### [TASK OBJECTIVE]
Return the count of lines that hold the string "content", with no other words.

[Records from a dataset]
- - - - -

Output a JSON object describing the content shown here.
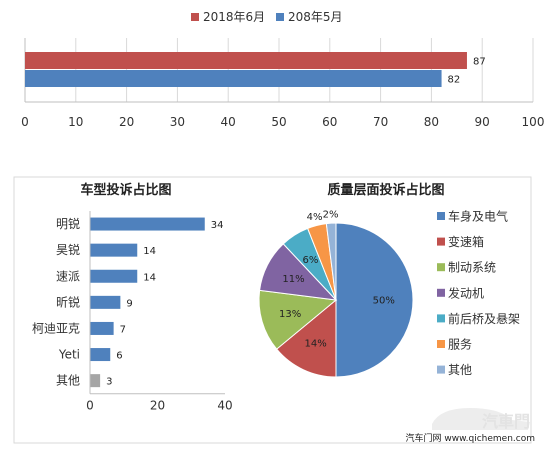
{
  "chart_data": [
    {
      "type": "bar",
      "orientation": "horizontal",
      "title": "",
      "categories": [
        ""
      ],
      "series": [
        {
          "name": "2018年6月",
          "values": [
            87
          ],
          "color": "#C0504D"
        },
        {
          "name": "208年5月",
          "values": [
            82
          ],
          "color": "#4F81BD"
        }
      ],
      "xlim": [
        0,
        100
      ],
      "xticks": [
        0,
        10,
        20,
        30,
        40,
        50,
        60,
        70,
        80,
        90,
        100
      ],
      "grid": true,
      "legend": "top"
    },
    {
      "type": "bar",
      "orientation": "horizontal",
      "title": "车型投诉占比图",
      "categories": [
        "明锐",
        "昊锐",
        "速派",
        "昕锐",
        "柯迪亚克",
        "Yeti",
        "其他"
      ],
      "values": [
        34,
        14,
        14,
        9,
        7,
        6,
        3
      ],
      "colors": [
        "#4F81BD",
        "#4F81BD",
        "#4F81BD",
        "#4F81BD",
        "#4F81BD",
        "#4F81BD",
        "#A5A5A5"
      ],
      "xlim": [
        0,
        40
      ],
      "xticks": [
        0,
        20,
        40
      ],
      "grid": false
    },
    {
      "type": "pie",
      "title": "质量层面投诉占比图",
      "labels": [
        "车身及电气",
        "变速箱",
        "制动系统",
        "发动机",
        "前后桥及悬架",
        "服务",
        "其他"
      ],
      "values": [
        50,
        14,
        13,
        11,
        6,
        4,
        2
      ],
      "value_labels": [
        "50%",
        "14%",
        "13%",
        "11%",
        "6%",
        "4%",
        "2%"
      ],
      "colors": [
        "#4F81BD",
        "#C0504D",
        "#9BBB59",
        "#8064A2",
        "#4BACC6",
        "#F79646",
        "#95B3D7"
      ],
      "legend": "right"
    }
  ],
  "watermark": {
    "logo_text": "汽车门",
    "source_text": "汽车门网 www.qichemen.com"
  }
}
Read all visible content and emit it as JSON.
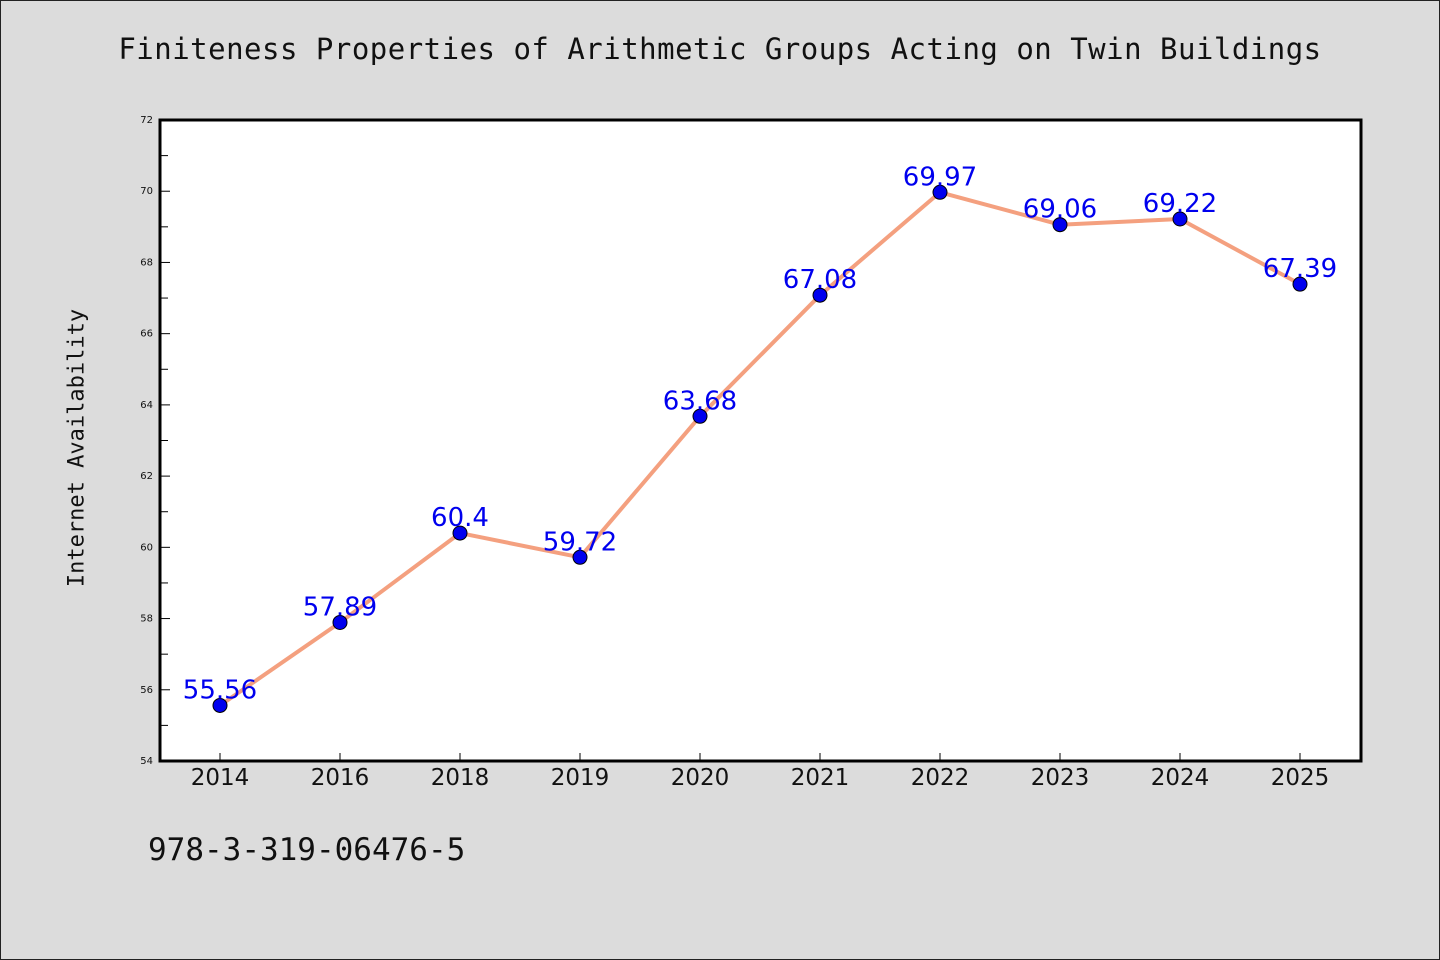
{
  "chart": {
    "title": "Finiteness Properties of Arithmetic Groups Acting on Twin Buildings",
    "ylabel": "Internet Availability",
    "footer_text": "978-3-319-06476-5"
  },
  "colors": {
    "background": "#dcdcdc",
    "plot_bg": "#ffffff",
    "line": "#f4a07f",
    "marker": "#0000ee",
    "data_label": "#0000ee"
  },
  "chart_data": {
    "type": "line",
    "categories": [
      "2014",
      "2016",
      "2018",
      "2019",
      "2020",
      "2021",
      "2022",
      "2023",
      "2024",
      "2025"
    ],
    "values": [
      55.56,
      57.89,
      60.4,
      59.72,
      63.68,
      67.08,
      69.97,
      69.06,
      69.22,
      67.39
    ],
    "data_labels": [
      "55.56",
      "57.89",
      "60.4",
      "59.72",
      "63.68",
      "67.08",
      "69.97",
      "69.06",
      "69.22",
      "67.39"
    ],
    "title": "Finiteness Properties of Arithmetic Groups Acting on Twin Buildings",
    "xlabel": "",
    "ylabel": "Internet Availability",
    "ylim": [
      54,
      72
    ],
    "yticks": [
      "54",
      "56",
      "58",
      "60",
      "62",
      "64",
      "66",
      "68",
      "70",
      "72"
    ],
    "grid": false,
    "legend": "none"
  }
}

- - - - -

### [EXERCISE RESULT]
2